### [Work instructions]
Search the records for the word "alumnos" and report each line that has it.

────────

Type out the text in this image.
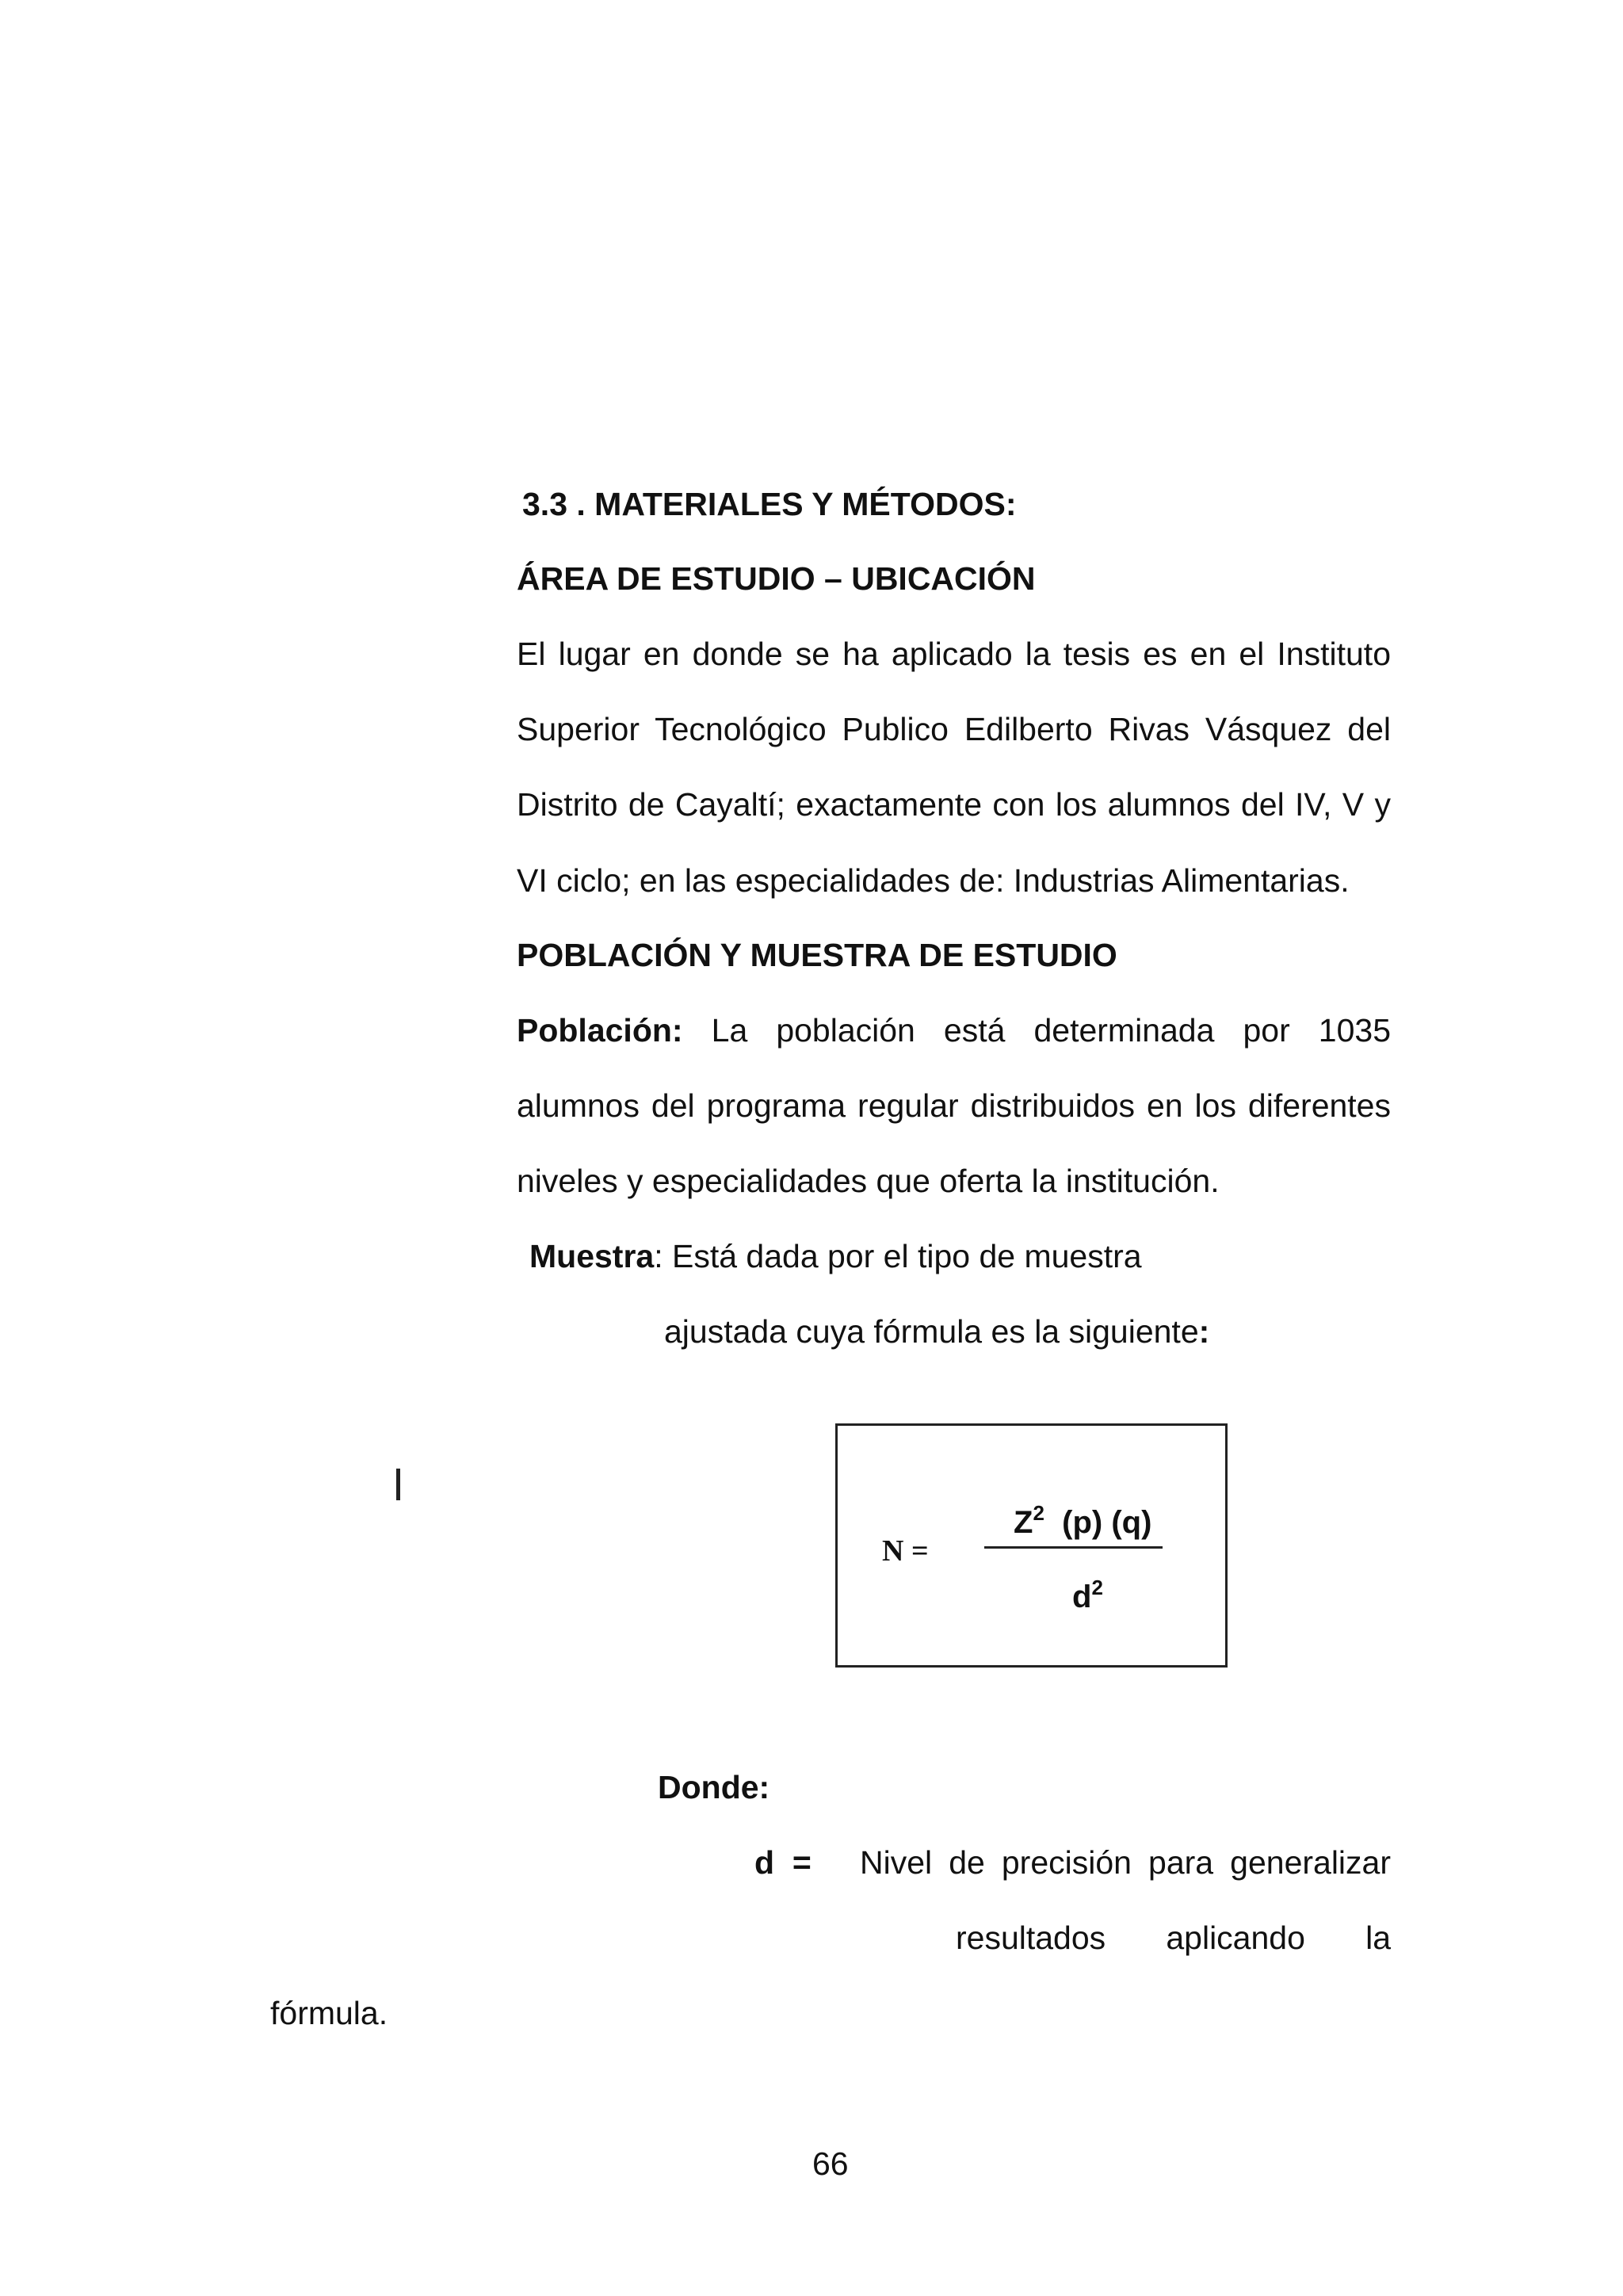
3.3 . MATERIALES Y MÉTODOS:

ÁREA DE ESTUDIO – UBICACIÓN

El lugar en donde se ha aplicado la tesis es en el Instituto

Superior Tecnológico Publico Edilberto Rivas Vásquez del

Distrito de Cayaltí; exactamente con los alumnos del IV, V y

VI ciclo; en las especialidades de: Industrias Alimentarias.

POBLACIÓN Y MUESTRA DE ESTUDIO

Población: La población está determinada por 1035

alumnos del programa regular distribuidos en los diferentes

niveles y especialidades que oferta la institución.

Muestra: Está dada por el tipo de muestra

ajustada cuya fórmula es la siguiente:

N =
$Z^2$ (p) (q)
$d^2$

Donde:

d  = Nivel de precisión para generalizar

resultados aplicando la

fórmula.

66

────────

### [Result]
Distrito de Cayaltí; exactamente con los alumnos del IV, V y
alumnos del programa regular distribuidos en los diferentes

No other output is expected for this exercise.